** start Source data **

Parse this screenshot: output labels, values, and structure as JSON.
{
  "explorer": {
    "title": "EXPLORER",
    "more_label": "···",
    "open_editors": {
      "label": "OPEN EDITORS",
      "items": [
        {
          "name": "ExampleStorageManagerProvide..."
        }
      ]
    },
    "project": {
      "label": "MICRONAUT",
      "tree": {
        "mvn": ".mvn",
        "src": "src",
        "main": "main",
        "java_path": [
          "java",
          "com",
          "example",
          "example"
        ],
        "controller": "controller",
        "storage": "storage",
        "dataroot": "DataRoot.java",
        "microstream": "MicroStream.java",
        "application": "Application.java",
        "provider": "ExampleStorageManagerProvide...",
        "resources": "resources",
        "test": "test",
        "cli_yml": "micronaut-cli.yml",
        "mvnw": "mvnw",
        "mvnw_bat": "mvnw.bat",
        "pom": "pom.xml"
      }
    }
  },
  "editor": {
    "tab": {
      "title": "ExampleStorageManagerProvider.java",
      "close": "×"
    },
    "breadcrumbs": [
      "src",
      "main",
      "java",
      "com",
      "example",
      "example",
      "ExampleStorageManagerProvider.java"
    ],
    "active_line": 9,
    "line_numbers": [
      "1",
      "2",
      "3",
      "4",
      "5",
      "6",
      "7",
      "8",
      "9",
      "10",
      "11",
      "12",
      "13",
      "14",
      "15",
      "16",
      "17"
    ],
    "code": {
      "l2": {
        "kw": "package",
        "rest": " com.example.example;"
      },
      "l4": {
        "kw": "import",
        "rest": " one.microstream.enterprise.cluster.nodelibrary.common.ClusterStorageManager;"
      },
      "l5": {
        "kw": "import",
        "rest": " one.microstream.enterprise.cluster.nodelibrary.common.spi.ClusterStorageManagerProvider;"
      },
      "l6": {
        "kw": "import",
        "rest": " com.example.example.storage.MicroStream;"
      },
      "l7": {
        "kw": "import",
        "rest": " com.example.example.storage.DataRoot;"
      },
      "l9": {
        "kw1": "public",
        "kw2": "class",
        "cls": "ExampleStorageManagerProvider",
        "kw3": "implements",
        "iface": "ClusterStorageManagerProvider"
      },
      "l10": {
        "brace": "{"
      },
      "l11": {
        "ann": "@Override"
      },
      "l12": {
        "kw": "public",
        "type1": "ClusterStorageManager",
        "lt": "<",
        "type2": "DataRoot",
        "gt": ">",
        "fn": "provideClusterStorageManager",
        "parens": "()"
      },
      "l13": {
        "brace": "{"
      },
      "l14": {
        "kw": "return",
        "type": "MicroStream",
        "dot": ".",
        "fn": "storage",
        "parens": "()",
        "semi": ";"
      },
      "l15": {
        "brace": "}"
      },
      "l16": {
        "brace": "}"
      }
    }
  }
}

** end Source data **

Write the listing out again, exactly as shown above.

Response to this task:
Parse this screenshot: output labels, values, and structure as JSON.
{
  "explorer": {
    "title": "EXPLORER",
    "more_label": "···",
    "open_editors": {
      "label": "OPEN EDITORS",
      "items": [
        {
          "name": "ExampleStorageManagerProvide..."
        }
      ]
    },
    "project": {
      "label": "MICRONAUT",
      "tree": {
        "mvn": ".mvn",
        "src": "src",
        "main": "main",
        "java_path": [
          "java",
          "com",
          "example",
          "example"
        ],
        "controller": "controller",
        "storage": "storage",
        "dataroot": "DataRoot.java",
        "microstream": "MicroStream.java",
        "application": "Application.java",
        "provider": "ExampleStorageManagerProvide...",
        "resources": "resources",
        "test": "test",
        "cli_yml": "micronaut-cli.yml",
        "mvnw": "mvnw",
        "mvnw_bat": "mvnw.bat",
        "pom": "pom.xml"
      }
    }
  },
  "editor": {
    "tab": {
      "title": "ExampleStorageManagerProvider.java",
      "close": "×"
    },
    "breadcrumbs": [
      "src",
      "main",
      "java",
      "com",
      "example",
      "example",
      "ExampleStorageManagerProvider.java"
    ],
    "active_line": 9,
    "line_numbers": [
      "1",
      "2",
      "3",
      "4",
      "5",
      "6",
      "7",
      "8",
      "9",
      "10",
      "11",
      "12",
      "13",
      "14",
      "15",
      "16",
      "17"
    ],
    "code": {
      "l2": {
        "kw": "package",
        "rest": " com.example.example;"
      },
      "l4": {
        "kw": "import",
        "rest": " one.microstream.enterprise.cluster.nodelibrary.common.ClusterStorageManager;"
      },
      "l5": {
        "kw": "import",
        "rest": " one.microstream.enterprise.cluster.nodelibrary.common.spi.ClusterStorageManagerProvider;"
      },
      "l6": {
        "kw": "import",
        "rest": " com.example.example.storage.MicroStream;"
      },
      "l7": {
        "kw": "import",
        "rest": " com.example.example.storage.DataRoot;"
      },
      "l9": {
        "kw1": "public",
        "kw2": "class",
        "cls": "ExampleStorageManagerProvider",
        "kw3": "implements",
        "iface": "ClusterStorageManagerProvider"
      },
      "l10": {
        "brace": "{"
      },
      "l11": {
        "ann": "@Override"
      },
      "l12": {
        "kw": "public",
        "type1": "ClusterStorageManager",
        "lt": "<",
        "type2": "DataRoot",
        "gt": ">",
        "fn": "provideClusterStorageManager",
        "parens": "()"
      },
      "l13": {
        "brace": "{"
      },
      "l14": {
        "kw": "return",
        "type": "MicroStream",
        "dot": ".",
        "fn": "storage",
        "parens": "()",
        "semi": ";"
      },
      "l15": {
        "brace": "}"
      },
      "l16": {
        "brace": "}"
      }
    }
  }
}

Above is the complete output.